Source text:
- Opening Delimiter -
As you are grieving, seek out the support of the people in your life who are naturally good helpers. A few solid shoulders to cry on and pairs of listening ears can make all the difference in the world.
Sharing your pain with others won’t make it disappear, but it will, over time, make it more bearable.
Reaching out for help also connects you to other people and strengthens the bonds of love that make life seem worth living again.
“When you are grieving, you need the support of people who will walk beside you. You do not need people who want to walk in front of you and lead you down the path that they think is right. Nor do you need people who want to walk behind you so that they don’t have to be present to your pain.
“Instead, you need and deserve the companionship of people who will come alongside you and let you express whatever you are thinking and feeling. Their role is not to try to ‘fix it’ or give you unasked-for advice. Their role is to be there, actively listen, and offer their love and presence.”— Dr. Alan Wolfelt
Turning to friends and family
Sharing your inner thoughts and feelings of grief with compassionate friends and family members is one essential step toward healing. Talking about your grief will help. Turn to those individuals you know to have good interpersonal skills. Not everyone is equipped to be a helper in grief, but many are. If you encounter people who try to judge you, shame you, or silence your grief, ignore them and instead reach out to others. One or two good listeners may be all you need.
Don’t feel bad about accepting the help of others right now, either. If people want to cook for you, run errands, do chores, or simply be near you while you rest and withdraw, they are giving you a great gift. Learn to accept their kindness with gratitude. You will need their support, now and always.
Many people in grief find that support groups comprised other grieving people are extremely helpful. Coming together and sharing the common bond of experience can be invaluable in helping you heal. Knowing that you are not alone when you feel like you are going crazy or can’t survive will provide you with essential comfort and hope.
- Closing Delimiter -
Document layout analysis data:
- Opening Delimiter -
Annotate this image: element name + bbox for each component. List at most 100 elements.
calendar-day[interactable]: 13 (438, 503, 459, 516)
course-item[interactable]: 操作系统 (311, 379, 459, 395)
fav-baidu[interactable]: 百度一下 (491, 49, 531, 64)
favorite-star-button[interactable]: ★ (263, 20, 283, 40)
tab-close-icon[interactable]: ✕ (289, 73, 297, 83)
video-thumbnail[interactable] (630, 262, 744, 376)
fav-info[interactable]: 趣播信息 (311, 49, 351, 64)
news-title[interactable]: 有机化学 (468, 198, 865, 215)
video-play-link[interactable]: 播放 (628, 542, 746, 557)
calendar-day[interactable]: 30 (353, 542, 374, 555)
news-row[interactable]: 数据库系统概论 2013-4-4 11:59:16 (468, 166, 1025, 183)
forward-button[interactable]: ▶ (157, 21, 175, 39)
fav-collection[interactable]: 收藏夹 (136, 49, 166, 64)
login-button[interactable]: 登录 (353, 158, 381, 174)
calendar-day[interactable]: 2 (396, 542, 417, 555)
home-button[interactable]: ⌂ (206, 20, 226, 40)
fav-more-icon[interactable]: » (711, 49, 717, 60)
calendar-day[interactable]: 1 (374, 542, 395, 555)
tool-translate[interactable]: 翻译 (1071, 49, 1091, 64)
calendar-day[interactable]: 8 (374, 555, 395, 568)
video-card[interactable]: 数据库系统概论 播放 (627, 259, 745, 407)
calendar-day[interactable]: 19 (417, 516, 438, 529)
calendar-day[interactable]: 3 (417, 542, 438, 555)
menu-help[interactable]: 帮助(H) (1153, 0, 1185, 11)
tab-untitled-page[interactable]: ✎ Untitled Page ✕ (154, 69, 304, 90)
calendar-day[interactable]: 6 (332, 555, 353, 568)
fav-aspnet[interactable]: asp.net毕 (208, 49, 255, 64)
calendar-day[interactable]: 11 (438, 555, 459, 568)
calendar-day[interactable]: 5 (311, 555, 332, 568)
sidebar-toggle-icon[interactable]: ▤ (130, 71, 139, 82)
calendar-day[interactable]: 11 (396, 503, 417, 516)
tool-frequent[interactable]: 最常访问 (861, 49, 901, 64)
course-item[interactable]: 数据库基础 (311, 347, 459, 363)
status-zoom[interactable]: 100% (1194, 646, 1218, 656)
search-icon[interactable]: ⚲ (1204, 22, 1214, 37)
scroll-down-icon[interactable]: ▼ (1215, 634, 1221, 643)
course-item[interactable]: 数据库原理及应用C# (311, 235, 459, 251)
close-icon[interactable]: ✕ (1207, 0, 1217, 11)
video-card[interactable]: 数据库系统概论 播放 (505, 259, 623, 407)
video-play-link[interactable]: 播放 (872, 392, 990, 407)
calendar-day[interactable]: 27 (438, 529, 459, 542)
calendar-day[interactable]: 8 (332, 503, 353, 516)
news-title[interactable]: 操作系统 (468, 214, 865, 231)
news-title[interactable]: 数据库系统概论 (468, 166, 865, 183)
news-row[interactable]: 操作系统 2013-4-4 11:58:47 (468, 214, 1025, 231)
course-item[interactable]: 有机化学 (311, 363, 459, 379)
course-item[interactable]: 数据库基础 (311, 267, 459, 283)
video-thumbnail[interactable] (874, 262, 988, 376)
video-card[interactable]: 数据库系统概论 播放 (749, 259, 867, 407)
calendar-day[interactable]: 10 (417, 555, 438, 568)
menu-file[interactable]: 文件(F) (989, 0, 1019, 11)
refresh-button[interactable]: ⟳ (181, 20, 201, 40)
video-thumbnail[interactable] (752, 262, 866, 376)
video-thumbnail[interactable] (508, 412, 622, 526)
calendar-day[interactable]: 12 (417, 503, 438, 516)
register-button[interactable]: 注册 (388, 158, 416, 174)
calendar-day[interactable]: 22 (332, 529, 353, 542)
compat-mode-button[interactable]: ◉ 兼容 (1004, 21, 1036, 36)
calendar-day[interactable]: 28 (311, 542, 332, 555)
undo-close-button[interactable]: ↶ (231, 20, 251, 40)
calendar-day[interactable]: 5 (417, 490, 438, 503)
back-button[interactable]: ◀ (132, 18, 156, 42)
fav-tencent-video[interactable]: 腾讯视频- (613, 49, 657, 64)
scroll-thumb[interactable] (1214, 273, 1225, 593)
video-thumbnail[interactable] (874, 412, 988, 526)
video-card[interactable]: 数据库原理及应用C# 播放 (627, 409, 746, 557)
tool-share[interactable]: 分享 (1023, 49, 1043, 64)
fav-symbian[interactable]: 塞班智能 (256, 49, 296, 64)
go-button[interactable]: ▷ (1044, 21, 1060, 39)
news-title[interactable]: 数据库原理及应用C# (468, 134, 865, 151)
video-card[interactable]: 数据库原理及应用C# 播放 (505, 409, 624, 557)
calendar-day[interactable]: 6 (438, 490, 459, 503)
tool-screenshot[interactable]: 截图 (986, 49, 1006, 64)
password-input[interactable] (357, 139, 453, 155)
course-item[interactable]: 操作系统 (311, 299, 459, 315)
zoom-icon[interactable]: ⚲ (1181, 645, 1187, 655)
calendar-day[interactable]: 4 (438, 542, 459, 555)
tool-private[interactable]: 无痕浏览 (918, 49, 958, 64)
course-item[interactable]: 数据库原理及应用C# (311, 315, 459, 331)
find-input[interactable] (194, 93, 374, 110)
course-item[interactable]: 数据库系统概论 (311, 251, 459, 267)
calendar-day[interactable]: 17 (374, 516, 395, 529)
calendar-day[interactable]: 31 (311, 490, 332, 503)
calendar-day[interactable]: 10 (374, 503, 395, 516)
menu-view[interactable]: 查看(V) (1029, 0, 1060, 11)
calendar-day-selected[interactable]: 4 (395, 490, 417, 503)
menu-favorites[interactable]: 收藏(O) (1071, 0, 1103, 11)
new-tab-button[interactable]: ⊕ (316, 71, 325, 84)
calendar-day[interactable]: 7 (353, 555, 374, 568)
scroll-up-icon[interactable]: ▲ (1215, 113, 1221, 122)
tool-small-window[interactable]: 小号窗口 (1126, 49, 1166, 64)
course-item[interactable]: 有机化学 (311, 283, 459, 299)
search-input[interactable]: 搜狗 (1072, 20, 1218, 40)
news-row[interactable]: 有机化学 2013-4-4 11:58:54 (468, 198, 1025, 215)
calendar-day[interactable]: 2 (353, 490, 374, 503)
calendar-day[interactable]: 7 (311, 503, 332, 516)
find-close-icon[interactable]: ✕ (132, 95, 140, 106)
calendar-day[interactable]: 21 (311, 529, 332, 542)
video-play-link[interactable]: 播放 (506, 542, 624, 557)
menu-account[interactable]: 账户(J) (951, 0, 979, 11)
- Closing Delimiter -
In the text on grief support above, rewrite the paragraph beginning "Sharing your inner thoughts and feelings" as a brief bulleted list that keeps its main points.

- Sharing thoughts and feelings of grief with compassionate friends and family is an essential step toward healing.
- Talking about grief helps.
- Turn to people known to have good interpersonal skills. Not everyone can help in grief, but many can.
- Ignore anyone who judges, shames, or silences your grief, and reach out to others instead.
- One or two good listeners may be all you need.